Output the full listing word for word.
+++ Records to use
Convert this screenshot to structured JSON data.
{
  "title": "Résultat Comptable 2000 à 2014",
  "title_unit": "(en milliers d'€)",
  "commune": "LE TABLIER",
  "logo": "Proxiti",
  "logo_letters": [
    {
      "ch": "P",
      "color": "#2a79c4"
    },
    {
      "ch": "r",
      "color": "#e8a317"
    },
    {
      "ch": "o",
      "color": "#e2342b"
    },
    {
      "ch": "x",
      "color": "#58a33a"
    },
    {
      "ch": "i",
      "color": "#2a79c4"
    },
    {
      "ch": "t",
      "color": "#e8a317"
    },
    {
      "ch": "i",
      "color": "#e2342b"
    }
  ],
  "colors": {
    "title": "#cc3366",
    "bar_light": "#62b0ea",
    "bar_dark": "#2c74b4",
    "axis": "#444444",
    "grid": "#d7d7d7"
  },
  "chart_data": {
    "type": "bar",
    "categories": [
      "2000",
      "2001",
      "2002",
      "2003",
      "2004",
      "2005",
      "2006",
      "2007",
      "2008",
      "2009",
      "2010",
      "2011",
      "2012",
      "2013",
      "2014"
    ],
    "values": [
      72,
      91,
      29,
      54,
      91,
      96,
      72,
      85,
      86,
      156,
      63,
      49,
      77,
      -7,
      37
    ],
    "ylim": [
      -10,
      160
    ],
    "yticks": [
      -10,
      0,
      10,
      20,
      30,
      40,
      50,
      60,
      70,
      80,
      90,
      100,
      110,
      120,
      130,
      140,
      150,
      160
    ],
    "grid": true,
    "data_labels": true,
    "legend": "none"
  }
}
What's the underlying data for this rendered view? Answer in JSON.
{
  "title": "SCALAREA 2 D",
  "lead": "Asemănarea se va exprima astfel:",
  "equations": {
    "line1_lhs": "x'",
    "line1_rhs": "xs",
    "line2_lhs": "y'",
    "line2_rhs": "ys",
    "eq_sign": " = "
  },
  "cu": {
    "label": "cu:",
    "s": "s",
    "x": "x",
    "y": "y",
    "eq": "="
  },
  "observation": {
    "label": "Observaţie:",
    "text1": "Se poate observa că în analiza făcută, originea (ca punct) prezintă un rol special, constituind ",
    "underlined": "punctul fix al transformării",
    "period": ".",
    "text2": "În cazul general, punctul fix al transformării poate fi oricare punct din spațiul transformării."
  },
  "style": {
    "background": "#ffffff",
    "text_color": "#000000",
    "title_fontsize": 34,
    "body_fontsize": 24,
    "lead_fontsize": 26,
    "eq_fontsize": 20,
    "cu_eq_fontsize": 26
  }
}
++++++
Final result
Convert this screenshot to structured JSON data.
{
  "title": "Résultat Comptable 2000 à 2014",
  "title_unit": "(en milliers d'€)",
  "commune": "LE TABLIER",
  "logo": "Proxiti",
  "logo_letters": [
    {
      "ch": "P",
      "color": "#2a79c4"
    },
    {
      "ch": "r",
      "color": "#e8a317"
    },
    {
      "ch": "o",
      "color": "#e2342b"
    },
    {
      "ch": "x",
      "color": "#58a33a"
    },
    {
      "ch": "i",
      "color": "#2a79c4"
    },
    {
      "ch": "t",
      "color": "#e8a317"
    },
    {
      "ch": "i",
      "color": "#e2342b"
    }
  ],
  "colors": {
    "title": "#cc3366",
    "bar_light": "#62b0ea",
    "bar_dark": "#2c74b4",
    "axis": "#444444",
    "grid": "#d7d7d7"
  },
  "chart_data": {
    "type": "bar",
    "categories": [
      "2000",
      "2001",
      "2002",
      "2003",
      "2004",
      "2005",
      "2006",
      "2007",
      "2008",
      "2009",
      "2010",
      "2011",
      "2012",
      "2013",
      "2014"
    ],
    "values": [
      72,
      91,
      29,
      54,
      91,
      96,
      72,
      85,
      86,
      156,
      63,
      49,
      77,
      -7,
      37
    ],
    "ylim": [
      -10,
      160
    ],
    "yticks": [
      -10,
      0,
      10,
      20,
      30,
      40,
      50,
      60,
      70,
      80,
      90,
      100,
      110,
      120,
      130,
      140,
      150,
      160
    ],
    "grid": true,
    "data_labels": true,
    "legend": "none"
  }
}
What's the underlying data for this rendered view? Answer in JSON.
{
  "title": "SCALAREA 2 D",
  "lead": "Asemănarea se va exprima astfel:",
  "equations": {
    "line1_lhs": "x'",
    "line1_rhs": "xs",
    "line2_lhs": "y'",
    "line2_rhs": "ys",
    "eq_sign": " = "
  },
  "cu": {
    "label": "cu:",
    "s": "s",
    "x": "x",
    "y": "y",
    "eq": "="
  },
  "observation": {
    "label": "Observaţie:",
    "text1": "Se poate observa că în analiza făcută, originea (ca punct) prezintă un rol special, constituind ",
    "underlined": "punctul fix al transformării",
    "period": ".",
    "text2": "În cazul general, punctul fix al transformării poate fi oricare punct din spațiul transformării."
  },
  "style": {
    "background": "#ffffff",
    "text_color": "#000000",
    "title_fontsize": 34,
    "body_fontsize": 24,
    "lead_fontsize": 26,
    "eq_fontsize": 20,
    "cu_eq_fontsize": 26
  }
}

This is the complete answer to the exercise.